▶ [Given problem] Without omitting anything, return the records precisely as given.

▶ [Material for this task]
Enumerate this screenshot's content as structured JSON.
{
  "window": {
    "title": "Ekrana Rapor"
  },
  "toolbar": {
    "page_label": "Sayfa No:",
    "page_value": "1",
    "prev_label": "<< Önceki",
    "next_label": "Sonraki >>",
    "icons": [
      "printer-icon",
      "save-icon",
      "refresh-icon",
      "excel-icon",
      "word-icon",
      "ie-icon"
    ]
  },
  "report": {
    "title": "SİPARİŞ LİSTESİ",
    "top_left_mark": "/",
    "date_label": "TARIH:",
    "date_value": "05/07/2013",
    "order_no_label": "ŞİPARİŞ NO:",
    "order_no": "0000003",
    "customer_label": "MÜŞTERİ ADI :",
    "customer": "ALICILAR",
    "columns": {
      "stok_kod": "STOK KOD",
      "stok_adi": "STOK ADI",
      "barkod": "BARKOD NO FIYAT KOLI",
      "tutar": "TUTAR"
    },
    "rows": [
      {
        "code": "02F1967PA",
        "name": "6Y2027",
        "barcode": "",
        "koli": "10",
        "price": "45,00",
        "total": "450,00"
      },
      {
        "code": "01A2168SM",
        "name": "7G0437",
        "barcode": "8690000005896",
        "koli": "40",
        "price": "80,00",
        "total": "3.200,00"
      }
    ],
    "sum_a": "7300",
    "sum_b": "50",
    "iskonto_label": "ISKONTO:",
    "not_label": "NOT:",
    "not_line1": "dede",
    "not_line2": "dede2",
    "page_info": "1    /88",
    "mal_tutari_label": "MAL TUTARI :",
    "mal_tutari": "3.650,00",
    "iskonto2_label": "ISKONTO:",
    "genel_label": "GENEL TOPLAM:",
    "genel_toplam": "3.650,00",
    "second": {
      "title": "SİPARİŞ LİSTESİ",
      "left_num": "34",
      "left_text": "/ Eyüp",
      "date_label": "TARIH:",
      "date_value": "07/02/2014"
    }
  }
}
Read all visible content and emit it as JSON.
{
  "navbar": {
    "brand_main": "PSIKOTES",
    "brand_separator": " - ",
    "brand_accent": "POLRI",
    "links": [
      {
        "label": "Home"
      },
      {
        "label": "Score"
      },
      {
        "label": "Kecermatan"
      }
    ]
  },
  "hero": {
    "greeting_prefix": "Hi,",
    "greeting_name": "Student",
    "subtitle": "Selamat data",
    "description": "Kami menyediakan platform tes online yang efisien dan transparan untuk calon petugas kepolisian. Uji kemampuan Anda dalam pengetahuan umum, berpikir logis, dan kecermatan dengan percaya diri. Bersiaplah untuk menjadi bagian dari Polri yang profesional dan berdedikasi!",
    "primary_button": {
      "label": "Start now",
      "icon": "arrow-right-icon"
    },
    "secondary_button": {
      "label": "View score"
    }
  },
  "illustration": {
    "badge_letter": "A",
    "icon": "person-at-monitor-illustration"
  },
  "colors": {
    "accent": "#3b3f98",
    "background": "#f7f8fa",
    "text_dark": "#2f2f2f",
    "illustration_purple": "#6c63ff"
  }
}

▶ [Correct output]
Enumerate this screenshot's content as structured JSON.
{
  "window": {
    "title": "Ekrana Rapor"
  },
  "toolbar": {
    "page_label": "Sayfa No:",
    "page_value": "1",
    "prev_label": "<< Önceki",
    "next_label": "Sonraki >>",
    "icons": [
      "printer-icon",
      "save-icon",
      "refresh-icon",
      "excel-icon",
      "word-icon",
      "ie-icon"
    ]
  },
  "report": {
    "title": "SİPARİŞ LİSTESİ",
    "top_left_mark": "/",
    "date_label": "TARIH:",
    "date_value": "05/07/2013",
    "order_no_label": "ŞİPARİŞ NO:",
    "order_no": "0000003",
    "customer_label": "MÜŞTERİ ADI :",
    "customer": "ALICILAR",
    "columns": {
      "stok_kod": "STOK KOD",
      "stok_adi": "STOK ADI",
      "barkod": "BARKOD NO FIYAT KOLI",
      "tutar": "TUTAR"
    },
    "rows": [
      {
        "code": "02F1967PA",
        "name": "6Y2027",
        "barcode": "",
        "koli": "10",
        "price": "45,00",
        "total": "450,00"
      },
      {
        "code": "01A2168SM",
        "name": "7G0437",
        "barcode": "8690000005896",
        "koli": "40",
        "price": "80,00",
        "total": "3.200,00"
      }
    ],
    "sum_a": "7300",
    "sum_b": "50",
    "iskonto_label": "ISKONTO:",
    "not_label": "NOT:",
    "not_line1": "dede",
    "not_line2": "dede2",
    "page_info": "1    /88",
    "mal_tutari_label": "MAL TUTARI :",
    "mal_tutari": "3.650,00",
    "iskonto2_label": "ISKONTO:",
    "genel_label": "GENEL TOPLAM:",
    "genel_toplam": "3.650,00",
    "second": {
      "title": "SİPARİŞ LİSTESİ",
      "left_num": "34",
      "left_text": "/ Eyüp",
      "date_label": "TARIH:",
      "date_value": "07/02/2014"
    }
  }
}
Read all visible content and emit it as JSON.
{
  "navbar": {
    "brand_main": "PSIKOTES",
    "brand_separator": " - ",
    "brand_accent": "POLRI",
    "links": [
      {
        "label": "Home"
      },
      {
        "label": "Score"
      },
      {
        "label": "Kecermatan"
      }
    ]
  },
  "hero": {
    "greeting_prefix": "Hi,",
    "greeting_name": "Student",
    "subtitle": "Selamat data",
    "description": "Kami menyediakan platform tes online yang efisien dan transparan untuk calon petugas kepolisian. Uji kemampuan Anda dalam pengetahuan umum, berpikir logis, dan kecermatan dengan percaya diri. Bersiaplah untuk menjadi bagian dari Polri yang profesional dan berdedikasi!",
    "primary_button": {
      "label": "Start now",
      "icon": "arrow-right-icon"
    },
    "secondary_button": {
      "label": "View score"
    }
  },
  "illustration": {
    "badge_letter": "A",
    "icon": "person-at-monitor-illustration"
  },
  "colors": {
    "accent": "#3b3f98",
    "background": "#f7f8fa",
    "text_dark": "#2f2f2f",
    "illustration_purple": "#6c63ff"
  }
}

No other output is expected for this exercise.